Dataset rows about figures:

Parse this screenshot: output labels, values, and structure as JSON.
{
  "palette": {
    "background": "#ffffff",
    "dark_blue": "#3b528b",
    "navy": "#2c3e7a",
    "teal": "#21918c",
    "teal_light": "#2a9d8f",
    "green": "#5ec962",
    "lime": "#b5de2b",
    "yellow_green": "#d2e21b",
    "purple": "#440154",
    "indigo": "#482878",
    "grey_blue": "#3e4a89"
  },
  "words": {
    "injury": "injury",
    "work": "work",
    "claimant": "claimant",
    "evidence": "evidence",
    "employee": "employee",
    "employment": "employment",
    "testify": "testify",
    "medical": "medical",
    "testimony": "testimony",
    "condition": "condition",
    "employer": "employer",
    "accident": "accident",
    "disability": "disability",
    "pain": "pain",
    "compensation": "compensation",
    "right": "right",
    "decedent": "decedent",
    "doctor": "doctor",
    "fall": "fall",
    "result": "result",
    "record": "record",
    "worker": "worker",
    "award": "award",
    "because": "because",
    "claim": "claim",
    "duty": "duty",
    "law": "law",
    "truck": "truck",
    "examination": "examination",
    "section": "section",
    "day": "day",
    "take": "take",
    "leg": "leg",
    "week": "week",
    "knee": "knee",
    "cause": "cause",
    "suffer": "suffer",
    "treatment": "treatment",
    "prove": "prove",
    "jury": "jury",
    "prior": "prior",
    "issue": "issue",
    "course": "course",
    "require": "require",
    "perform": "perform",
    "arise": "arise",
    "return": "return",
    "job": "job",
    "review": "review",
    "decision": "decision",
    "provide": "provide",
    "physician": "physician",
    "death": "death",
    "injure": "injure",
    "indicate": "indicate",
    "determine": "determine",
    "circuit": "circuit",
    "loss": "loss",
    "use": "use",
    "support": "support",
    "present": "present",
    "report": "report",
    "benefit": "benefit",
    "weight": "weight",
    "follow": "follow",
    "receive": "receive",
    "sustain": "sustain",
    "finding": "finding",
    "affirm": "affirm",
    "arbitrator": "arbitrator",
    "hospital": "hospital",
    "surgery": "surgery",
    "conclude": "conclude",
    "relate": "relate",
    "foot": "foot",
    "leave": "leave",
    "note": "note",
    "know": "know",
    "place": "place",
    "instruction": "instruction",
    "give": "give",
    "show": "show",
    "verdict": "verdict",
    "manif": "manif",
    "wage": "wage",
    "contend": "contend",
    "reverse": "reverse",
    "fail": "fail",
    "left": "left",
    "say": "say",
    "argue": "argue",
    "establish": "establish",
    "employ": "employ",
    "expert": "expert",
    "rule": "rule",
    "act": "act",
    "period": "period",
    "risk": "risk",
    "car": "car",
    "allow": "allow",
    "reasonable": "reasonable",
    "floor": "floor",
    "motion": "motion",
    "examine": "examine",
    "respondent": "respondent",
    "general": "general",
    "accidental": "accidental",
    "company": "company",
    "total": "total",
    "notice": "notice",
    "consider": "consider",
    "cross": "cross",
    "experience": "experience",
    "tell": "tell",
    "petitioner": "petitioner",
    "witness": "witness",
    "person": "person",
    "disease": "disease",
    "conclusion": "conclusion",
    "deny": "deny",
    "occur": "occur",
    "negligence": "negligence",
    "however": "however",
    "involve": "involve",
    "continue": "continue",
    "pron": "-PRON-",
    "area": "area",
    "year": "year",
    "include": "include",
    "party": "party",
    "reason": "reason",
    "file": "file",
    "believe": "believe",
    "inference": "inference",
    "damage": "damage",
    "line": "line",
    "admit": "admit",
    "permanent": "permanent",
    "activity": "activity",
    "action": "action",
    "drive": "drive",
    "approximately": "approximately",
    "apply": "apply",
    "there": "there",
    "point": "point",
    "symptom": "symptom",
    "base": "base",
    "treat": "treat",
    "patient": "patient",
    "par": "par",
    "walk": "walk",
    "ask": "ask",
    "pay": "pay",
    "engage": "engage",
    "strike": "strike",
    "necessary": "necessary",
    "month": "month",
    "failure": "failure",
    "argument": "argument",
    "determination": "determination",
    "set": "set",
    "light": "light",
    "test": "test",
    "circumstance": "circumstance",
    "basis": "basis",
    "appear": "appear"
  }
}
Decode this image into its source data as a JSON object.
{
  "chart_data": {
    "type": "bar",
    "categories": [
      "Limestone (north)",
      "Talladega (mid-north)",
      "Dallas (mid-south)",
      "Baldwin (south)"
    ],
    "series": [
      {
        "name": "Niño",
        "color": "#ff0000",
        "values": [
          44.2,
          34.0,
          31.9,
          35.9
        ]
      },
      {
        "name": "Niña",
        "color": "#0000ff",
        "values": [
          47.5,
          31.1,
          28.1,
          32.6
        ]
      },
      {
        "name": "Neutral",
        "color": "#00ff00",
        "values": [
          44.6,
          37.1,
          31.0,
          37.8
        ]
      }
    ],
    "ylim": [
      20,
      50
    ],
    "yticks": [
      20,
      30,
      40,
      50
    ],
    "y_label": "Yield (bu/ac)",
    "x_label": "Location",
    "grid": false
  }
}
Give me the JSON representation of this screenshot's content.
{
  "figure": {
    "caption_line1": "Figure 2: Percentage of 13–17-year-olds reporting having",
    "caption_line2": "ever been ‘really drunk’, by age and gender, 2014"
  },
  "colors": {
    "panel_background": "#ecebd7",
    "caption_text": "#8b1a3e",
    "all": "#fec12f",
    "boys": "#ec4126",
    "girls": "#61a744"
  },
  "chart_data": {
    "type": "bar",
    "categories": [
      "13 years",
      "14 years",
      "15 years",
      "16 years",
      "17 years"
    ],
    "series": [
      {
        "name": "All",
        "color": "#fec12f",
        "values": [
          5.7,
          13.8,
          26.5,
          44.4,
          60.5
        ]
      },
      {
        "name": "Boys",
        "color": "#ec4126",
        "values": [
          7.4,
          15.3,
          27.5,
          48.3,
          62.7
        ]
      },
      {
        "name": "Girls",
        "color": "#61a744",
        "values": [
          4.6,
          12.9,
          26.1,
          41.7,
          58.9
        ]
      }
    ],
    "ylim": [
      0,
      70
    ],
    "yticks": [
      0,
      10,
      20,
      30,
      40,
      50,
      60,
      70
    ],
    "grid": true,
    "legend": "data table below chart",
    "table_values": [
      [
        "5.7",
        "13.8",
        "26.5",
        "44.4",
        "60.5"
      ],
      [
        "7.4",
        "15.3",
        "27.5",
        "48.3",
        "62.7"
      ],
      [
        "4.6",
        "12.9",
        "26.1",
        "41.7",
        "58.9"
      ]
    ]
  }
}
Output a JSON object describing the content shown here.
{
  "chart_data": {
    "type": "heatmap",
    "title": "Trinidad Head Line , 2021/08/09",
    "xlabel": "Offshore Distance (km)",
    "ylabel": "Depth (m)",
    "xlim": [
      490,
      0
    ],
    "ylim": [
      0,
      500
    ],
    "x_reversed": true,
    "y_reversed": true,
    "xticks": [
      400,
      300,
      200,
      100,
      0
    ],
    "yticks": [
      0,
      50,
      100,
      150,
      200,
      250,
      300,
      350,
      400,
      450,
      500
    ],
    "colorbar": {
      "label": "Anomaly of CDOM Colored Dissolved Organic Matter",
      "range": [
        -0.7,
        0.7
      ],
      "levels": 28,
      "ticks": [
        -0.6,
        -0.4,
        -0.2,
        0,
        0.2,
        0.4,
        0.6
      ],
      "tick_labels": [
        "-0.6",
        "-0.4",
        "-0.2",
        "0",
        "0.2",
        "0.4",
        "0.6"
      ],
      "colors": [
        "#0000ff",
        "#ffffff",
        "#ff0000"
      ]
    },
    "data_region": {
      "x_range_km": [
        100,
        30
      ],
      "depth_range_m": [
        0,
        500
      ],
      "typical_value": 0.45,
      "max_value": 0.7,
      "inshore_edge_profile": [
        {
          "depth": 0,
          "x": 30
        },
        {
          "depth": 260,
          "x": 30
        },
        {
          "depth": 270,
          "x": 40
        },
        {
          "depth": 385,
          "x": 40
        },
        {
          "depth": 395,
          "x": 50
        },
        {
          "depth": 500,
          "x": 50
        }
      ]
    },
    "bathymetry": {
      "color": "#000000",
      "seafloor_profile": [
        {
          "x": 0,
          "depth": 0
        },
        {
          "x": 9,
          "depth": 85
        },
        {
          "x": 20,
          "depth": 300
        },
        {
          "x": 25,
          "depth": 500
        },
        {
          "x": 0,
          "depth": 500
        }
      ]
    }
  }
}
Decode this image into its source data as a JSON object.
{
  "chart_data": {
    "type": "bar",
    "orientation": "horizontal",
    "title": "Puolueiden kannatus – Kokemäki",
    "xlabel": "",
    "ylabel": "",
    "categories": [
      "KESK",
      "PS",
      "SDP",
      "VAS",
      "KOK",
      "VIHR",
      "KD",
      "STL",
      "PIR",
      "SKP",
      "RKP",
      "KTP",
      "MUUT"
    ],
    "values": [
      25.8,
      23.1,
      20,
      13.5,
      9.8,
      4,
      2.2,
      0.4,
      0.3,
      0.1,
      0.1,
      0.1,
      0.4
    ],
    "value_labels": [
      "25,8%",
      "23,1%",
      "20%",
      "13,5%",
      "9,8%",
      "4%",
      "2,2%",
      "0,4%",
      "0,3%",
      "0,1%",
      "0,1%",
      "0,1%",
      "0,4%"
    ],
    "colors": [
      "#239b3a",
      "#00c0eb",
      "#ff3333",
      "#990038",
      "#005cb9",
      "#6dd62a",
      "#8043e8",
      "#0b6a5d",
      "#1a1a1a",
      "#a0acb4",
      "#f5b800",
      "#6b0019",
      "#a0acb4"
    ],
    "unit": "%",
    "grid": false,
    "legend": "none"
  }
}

Problem description: Exactly how many lines of the listing above contain the string "north"? Give no more than the number.

Correct response: 2